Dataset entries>
+===+

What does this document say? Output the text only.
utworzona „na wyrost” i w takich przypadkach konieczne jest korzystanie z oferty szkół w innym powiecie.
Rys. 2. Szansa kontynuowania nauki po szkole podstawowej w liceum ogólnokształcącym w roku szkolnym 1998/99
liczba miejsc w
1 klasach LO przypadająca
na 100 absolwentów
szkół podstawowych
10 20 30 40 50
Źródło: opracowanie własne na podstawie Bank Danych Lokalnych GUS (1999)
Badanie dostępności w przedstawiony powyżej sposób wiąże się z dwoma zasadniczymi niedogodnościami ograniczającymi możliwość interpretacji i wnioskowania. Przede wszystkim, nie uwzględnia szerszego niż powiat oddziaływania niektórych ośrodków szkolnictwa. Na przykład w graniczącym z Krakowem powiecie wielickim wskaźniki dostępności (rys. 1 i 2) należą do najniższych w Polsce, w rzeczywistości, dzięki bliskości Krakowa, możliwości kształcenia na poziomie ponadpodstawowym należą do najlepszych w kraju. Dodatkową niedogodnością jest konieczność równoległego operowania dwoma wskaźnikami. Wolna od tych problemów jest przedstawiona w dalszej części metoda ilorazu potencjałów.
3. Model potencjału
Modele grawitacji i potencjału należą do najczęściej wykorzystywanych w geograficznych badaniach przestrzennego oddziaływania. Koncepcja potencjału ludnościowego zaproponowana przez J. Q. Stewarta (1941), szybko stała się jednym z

+===+

What the exercise asks>
Using the listing above, please repeat every entry exactly.

Written reply>
What does this document say? Output the text only.
utworzona „na wyrost” i w takich przypadkach konieczne jest korzystanie z oferty szkół w innym powiecie.
Rys. 2. Szansa kontynuowania nauki po szkole podstawowej w liceum ogólnokształcącym w roku szkolnym 1998/99
liczba miejsc w
1 klasach LO przypadająca
na 100 absolwentów
szkół podstawowych
10 20 30 40 50
Źródło: opracowanie własne na podstawie Bank Danych Lokalnych GUS (1999)
Badanie dostępności w przedstawiony powyżej sposób wiąże się z dwoma zasadniczymi niedogodnościami ograniczającymi możliwość interpretacji i wnioskowania. Przede wszystkim, nie uwzględnia szerszego niż powiat oddziaływania niektórych ośrodków szkolnictwa. Na przykład w graniczącym z Krakowem powiecie wielickim wskaźniki dostępności (rys. 1 i 2) należą do najniższych w Polsce, w rzeczywistości, dzięki bliskości Krakowa, możliwości kształcenia na poziomie ponadpodstawowym należą do najlepszych w kraju. Dodatkową niedogodnością jest konieczność równoległego operowania dwoma wskaźnikami. Wolna od tych problemów jest przedstawiona w dalszej części metoda ilorazu potencjałów.
3. Model potencjału
Modele grawitacji i potencjału należą do najczęściej wykorzystywanych w geograficznych badaniach przestrzennego oddziaływania. Koncepcja potencjału ludnościowego zaproponowana przez J. Q. Stewarta (1941), szybko stała się jednym z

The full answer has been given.